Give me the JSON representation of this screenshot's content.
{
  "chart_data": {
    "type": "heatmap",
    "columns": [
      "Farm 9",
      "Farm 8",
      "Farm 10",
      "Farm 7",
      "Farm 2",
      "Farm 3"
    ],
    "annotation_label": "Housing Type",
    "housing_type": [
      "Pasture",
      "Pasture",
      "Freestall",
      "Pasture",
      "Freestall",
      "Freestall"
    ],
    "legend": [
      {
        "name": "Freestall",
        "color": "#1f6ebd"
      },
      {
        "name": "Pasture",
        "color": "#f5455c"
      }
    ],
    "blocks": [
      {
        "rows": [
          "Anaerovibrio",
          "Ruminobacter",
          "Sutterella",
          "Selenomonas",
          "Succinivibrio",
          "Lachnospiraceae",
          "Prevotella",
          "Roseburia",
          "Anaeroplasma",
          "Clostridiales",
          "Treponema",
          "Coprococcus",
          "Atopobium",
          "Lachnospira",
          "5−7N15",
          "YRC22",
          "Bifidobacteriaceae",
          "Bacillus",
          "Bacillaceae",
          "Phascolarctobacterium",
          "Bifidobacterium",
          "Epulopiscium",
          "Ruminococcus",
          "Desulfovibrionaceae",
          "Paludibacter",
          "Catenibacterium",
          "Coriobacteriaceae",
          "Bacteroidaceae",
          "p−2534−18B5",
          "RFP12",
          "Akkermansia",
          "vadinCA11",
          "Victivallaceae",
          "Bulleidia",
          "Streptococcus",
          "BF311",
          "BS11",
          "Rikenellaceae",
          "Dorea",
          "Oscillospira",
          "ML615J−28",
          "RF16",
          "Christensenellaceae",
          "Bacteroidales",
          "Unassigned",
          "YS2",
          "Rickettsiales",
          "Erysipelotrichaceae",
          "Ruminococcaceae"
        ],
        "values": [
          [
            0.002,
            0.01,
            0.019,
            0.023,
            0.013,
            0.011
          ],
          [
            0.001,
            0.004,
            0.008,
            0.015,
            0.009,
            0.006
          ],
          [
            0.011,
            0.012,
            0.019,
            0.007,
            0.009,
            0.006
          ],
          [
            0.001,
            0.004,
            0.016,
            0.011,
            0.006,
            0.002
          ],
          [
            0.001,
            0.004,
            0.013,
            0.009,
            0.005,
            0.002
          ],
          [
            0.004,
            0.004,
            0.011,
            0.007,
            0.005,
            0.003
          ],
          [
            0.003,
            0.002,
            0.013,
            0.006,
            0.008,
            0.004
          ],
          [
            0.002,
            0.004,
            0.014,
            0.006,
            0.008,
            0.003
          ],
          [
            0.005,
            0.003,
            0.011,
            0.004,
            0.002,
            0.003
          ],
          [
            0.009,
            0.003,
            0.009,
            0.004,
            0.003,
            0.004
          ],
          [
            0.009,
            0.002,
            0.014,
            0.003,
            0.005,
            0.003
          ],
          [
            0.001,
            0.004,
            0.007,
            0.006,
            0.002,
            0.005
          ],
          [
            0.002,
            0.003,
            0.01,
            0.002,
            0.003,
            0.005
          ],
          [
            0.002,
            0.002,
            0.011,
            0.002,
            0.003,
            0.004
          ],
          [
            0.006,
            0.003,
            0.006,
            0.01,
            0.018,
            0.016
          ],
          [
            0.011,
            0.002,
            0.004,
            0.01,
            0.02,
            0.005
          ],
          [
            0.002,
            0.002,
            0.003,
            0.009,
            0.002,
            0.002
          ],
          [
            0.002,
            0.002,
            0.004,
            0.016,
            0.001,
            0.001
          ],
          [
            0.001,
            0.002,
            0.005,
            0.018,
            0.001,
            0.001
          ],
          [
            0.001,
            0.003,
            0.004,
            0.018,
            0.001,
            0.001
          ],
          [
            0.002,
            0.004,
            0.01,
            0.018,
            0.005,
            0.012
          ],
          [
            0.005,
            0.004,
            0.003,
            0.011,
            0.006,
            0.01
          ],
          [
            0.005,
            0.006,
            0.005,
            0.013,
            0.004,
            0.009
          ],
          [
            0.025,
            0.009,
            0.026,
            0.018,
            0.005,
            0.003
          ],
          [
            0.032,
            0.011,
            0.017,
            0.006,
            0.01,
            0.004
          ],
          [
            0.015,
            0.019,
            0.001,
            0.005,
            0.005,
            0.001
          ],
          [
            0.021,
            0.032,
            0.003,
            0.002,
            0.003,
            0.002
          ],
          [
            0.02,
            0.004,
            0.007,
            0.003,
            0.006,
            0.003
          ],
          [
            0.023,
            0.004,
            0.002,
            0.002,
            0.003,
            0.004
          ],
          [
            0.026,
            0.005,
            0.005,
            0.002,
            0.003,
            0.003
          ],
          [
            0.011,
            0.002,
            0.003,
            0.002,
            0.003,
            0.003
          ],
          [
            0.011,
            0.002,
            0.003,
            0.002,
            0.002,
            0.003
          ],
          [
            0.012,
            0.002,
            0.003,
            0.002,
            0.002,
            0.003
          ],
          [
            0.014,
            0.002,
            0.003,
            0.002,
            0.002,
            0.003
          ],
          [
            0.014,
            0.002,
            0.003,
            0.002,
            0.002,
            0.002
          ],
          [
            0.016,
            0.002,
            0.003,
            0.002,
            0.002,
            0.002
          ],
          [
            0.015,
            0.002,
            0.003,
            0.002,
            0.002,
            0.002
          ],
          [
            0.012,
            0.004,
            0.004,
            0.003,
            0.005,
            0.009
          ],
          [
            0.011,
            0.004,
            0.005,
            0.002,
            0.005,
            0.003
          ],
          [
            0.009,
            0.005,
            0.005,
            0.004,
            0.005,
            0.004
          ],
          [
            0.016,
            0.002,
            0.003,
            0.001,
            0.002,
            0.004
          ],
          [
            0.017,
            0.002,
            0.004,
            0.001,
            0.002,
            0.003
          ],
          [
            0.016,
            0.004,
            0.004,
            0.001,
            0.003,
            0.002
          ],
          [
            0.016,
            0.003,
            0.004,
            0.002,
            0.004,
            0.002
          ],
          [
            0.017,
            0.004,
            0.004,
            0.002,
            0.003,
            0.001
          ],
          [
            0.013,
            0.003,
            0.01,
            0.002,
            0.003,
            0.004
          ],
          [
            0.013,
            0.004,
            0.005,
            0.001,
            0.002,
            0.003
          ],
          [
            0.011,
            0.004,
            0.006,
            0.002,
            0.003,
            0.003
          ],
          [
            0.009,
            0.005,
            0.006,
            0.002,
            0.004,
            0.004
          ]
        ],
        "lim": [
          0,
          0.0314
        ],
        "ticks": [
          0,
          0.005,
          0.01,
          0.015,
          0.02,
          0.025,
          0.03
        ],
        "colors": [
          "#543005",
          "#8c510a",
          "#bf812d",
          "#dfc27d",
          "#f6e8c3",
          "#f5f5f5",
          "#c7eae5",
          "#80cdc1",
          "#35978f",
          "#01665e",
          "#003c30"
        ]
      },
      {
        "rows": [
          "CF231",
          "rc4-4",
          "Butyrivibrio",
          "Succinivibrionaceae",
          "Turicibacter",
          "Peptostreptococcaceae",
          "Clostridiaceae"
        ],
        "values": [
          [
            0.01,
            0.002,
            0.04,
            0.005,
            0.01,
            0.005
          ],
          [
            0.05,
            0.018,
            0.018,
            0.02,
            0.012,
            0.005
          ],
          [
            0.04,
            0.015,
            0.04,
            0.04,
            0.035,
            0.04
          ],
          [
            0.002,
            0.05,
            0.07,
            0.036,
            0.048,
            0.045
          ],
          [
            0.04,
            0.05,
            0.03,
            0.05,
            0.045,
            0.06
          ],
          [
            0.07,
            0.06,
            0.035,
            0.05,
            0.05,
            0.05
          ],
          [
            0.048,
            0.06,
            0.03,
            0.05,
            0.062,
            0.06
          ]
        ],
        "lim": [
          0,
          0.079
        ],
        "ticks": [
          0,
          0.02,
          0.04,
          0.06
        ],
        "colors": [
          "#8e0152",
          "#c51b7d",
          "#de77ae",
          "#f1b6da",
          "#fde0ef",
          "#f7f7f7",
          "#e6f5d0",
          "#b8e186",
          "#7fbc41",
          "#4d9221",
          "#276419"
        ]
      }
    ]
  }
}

---

**WHAT YOU SHOULD DO:** Search the entries for the word "Farm" and show every line that has it.

**EXPECTED ANSWER:**
      "Farm 9",
      "Farm 8",
      "Farm 10",
      "Farm 7",
      "Farm 2",
      "Farm 3"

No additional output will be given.